§ EXERCISE DETAILS:
Report only the number of lines in the records that contain the word "Objekte".

§ DATA SHOWN:
● ● ● ● ● ● ●

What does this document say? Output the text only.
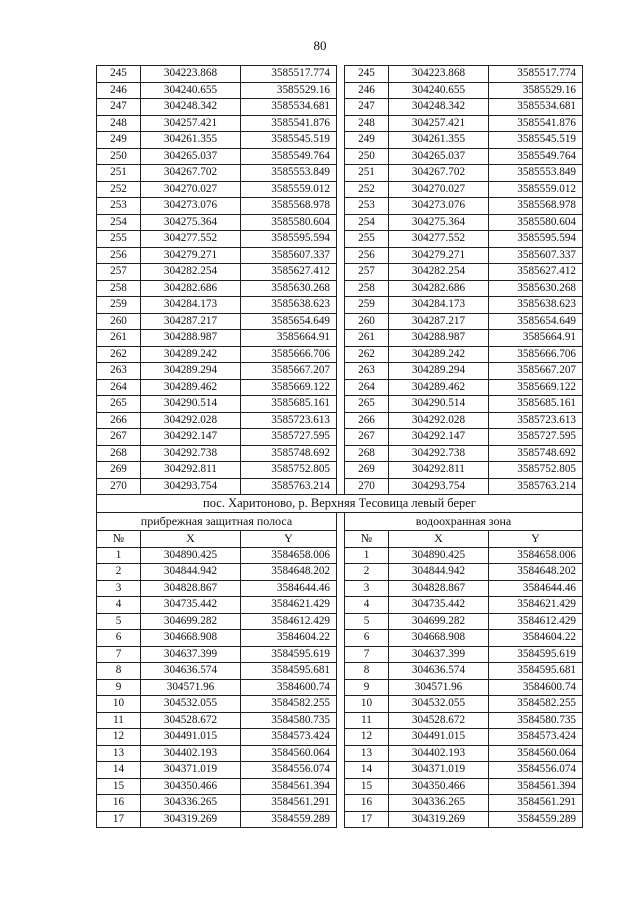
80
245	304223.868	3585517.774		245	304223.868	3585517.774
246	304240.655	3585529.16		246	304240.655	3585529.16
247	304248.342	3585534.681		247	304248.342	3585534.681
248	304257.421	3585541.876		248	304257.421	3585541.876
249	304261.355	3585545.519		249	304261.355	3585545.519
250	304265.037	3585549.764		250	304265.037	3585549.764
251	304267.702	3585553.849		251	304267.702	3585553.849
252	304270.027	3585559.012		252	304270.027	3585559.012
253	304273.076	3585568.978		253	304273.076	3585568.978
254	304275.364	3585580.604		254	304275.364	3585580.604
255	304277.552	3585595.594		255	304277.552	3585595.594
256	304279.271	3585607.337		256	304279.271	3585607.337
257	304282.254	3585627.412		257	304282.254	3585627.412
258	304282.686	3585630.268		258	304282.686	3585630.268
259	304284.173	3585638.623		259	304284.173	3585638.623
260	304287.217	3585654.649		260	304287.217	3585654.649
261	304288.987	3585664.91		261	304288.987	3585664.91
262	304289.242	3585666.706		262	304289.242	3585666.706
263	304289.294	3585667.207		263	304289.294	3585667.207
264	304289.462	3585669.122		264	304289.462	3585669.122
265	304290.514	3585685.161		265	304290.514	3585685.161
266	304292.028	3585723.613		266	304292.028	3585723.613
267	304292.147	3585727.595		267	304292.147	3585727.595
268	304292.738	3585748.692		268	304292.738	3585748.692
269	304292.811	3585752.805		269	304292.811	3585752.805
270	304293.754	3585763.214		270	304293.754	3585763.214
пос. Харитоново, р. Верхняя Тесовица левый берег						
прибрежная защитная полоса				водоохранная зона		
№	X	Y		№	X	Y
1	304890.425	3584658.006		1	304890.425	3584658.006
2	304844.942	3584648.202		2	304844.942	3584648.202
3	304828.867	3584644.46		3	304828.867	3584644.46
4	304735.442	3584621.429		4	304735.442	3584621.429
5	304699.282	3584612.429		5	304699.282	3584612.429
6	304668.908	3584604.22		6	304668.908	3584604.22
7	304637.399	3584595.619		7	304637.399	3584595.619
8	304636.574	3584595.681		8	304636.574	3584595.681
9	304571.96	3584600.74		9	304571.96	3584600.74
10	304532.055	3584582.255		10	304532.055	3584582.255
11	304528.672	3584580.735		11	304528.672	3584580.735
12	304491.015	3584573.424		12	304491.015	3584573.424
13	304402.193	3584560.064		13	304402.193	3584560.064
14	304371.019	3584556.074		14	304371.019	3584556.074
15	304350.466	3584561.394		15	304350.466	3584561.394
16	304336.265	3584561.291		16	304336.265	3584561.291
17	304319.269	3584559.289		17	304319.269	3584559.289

● ● ● ● ● ● ●

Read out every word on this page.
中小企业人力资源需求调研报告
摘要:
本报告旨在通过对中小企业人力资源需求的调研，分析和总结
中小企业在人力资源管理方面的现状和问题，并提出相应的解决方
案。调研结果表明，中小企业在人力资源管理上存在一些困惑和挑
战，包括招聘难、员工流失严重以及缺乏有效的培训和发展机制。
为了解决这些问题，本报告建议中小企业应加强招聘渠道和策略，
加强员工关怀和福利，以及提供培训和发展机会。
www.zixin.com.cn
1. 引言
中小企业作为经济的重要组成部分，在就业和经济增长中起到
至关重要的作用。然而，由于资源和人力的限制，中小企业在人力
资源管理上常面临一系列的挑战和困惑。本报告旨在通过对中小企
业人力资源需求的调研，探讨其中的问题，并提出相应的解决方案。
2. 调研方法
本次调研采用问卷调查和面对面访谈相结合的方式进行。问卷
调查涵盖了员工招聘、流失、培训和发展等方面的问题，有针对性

● ● ● ● ● ● ●

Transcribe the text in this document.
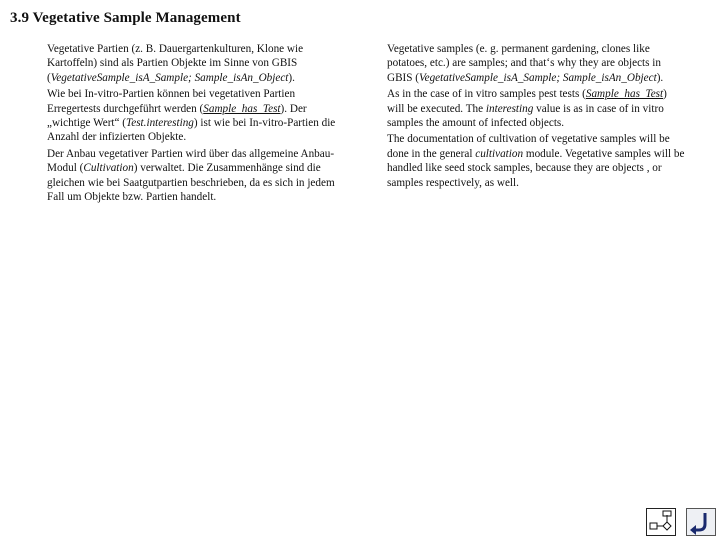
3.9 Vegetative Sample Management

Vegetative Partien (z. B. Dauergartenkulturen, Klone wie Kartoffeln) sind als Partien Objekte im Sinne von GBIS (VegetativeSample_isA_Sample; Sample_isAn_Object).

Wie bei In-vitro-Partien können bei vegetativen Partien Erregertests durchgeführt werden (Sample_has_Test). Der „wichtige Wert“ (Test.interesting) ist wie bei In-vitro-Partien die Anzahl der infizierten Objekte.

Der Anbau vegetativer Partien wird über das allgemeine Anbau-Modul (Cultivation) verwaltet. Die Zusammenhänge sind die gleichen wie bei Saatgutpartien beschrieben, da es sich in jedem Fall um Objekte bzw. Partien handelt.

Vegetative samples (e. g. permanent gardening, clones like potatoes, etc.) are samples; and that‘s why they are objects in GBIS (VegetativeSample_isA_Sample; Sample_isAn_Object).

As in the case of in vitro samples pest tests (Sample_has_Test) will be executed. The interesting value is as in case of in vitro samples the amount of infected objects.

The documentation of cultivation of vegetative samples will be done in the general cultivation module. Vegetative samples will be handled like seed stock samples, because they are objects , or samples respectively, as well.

● ● ● ● ● ● ●

§ FINISHED ANSWER:
3